Set task: Every line below must be reproduced exactly. Copy them all.
— start Records for processing —
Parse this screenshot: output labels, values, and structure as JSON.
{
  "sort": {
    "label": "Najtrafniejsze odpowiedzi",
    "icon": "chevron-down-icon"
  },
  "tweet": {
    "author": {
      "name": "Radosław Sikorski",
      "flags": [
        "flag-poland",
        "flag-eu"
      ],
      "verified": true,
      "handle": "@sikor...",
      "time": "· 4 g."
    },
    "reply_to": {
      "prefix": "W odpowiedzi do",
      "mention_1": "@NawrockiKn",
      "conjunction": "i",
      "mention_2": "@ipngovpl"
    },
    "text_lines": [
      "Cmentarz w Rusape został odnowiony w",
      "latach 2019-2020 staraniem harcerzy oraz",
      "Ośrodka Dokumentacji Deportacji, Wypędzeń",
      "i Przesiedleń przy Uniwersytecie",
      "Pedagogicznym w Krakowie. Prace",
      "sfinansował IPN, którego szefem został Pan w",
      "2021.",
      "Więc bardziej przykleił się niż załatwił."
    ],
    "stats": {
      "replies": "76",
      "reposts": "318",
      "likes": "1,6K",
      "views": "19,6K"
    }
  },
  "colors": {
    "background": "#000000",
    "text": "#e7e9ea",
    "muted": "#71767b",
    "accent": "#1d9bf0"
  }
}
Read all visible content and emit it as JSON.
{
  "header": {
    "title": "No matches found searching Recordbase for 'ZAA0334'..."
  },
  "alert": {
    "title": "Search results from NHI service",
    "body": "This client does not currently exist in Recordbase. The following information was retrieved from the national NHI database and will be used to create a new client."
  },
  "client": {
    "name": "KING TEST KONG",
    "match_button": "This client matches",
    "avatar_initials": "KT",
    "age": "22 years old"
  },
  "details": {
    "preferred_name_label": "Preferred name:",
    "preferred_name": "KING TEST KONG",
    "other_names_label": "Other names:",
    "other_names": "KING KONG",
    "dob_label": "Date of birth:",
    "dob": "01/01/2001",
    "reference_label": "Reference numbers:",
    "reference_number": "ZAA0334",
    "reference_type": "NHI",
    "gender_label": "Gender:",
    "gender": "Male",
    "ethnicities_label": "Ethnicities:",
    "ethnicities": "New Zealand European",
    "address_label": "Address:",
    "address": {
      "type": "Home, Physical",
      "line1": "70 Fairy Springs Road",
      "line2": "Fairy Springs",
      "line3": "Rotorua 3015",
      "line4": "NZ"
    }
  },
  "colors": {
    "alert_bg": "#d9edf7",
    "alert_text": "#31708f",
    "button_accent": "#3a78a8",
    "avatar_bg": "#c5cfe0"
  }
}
— end Records for processing —
Reply:
Parse this screenshot: output labels, values, and structure as JSON.
{
  "sort": {
    "label": "Najtrafniejsze odpowiedzi",
    "icon": "chevron-down-icon"
  },
  "tweet": {
    "author": {
      "name": "Radosław Sikorski",
      "flags": [
        "flag-poland",
        "flag-eu"
      ],
      "verified": true,
      "handle": "@sikor...",
      "time": "· 4 g."
    },
    "reply_to": {
      "prefix": "W odpowiedzi do",
      "mention_1": "@NawrockiKn",
      "conjunction": "i",
      "mention_2": "@ipngovpl"
    },
    "text_lines": [
      "Cmentarz w Rusape został odnowiony w",
      "latach 2019-2020 staraniem harcerzy oraz",
      "Ośrodka Dokumentacji Deportacji, Wypędzeń",
      "i Przesiedleń przy Uniwersytecie",
      "Pedagogicznym w Krakowie. Prace",
      "sfinansował IPN, którego szefem został Pan w",
      "2021.",
      "Więc bardziej przykleił się niż załatwił."
    ],
    "stats": {
      "replies": "76",
      "reposts": "318",
      "likes": "1,6K",
      "views": "19,6K"
    }
  },
  "colors": {
    "background": "#000000",
    "text": "#e7e9ea",
    "muted": "#71767b",
    "accent": "#1d9bf0"
  }
}
Read all visible content and emit it as JSON.
{
  "header": {
    "title": "No matches found searching Recordbase for 'ZAA0334'..."
  },
  "alert": {
    "title": "Search results from NHI service",
    "body": "This client does not currently exist in Recordbase. The following information was retrieved from the national NHI database and will be used to create a new client."
  },
  "client": {
    "name": "KING TEST KONG",
    "match_button": "This client matches",
    "avatar_initials": "KT",
    "age": "22 years old"
  },
  "details": {
    "preferred_name_label": "Preferred name:",
    "preferred_name": "KING TEST KONG",
    "other_names_label": "Other names:",
    "other_names": "KING KONG",
    "dob_label": "Date of birth:",
    "dob": "01/01/2001",
    "reference_label": "Reference numbers:",
    "reference_number": "ZAA0334",
    "reference_type": "NHI",
    "gender_label": "Gender:",
    "gender": "Male",
    "ethnicities_label": "Ethnicities:",
    "ethnicities": "New Zealand European",
    "address_label": "Address:",
    "address": {
      "type": "Home, Physical",
      "line1": "70 Fairy Springs Road",
      "line2": "Fairy Springs",
      "line3": "Rotorua 3015",
      "line4": "NZ"
    }
  },
  "colors": {
    "alert_bg": "#d9edf7",
    "alert_text": "#31708f",
    "button_accent": "#3a78a8",
    "avatar_bg": "#c5cfe0"
  }
}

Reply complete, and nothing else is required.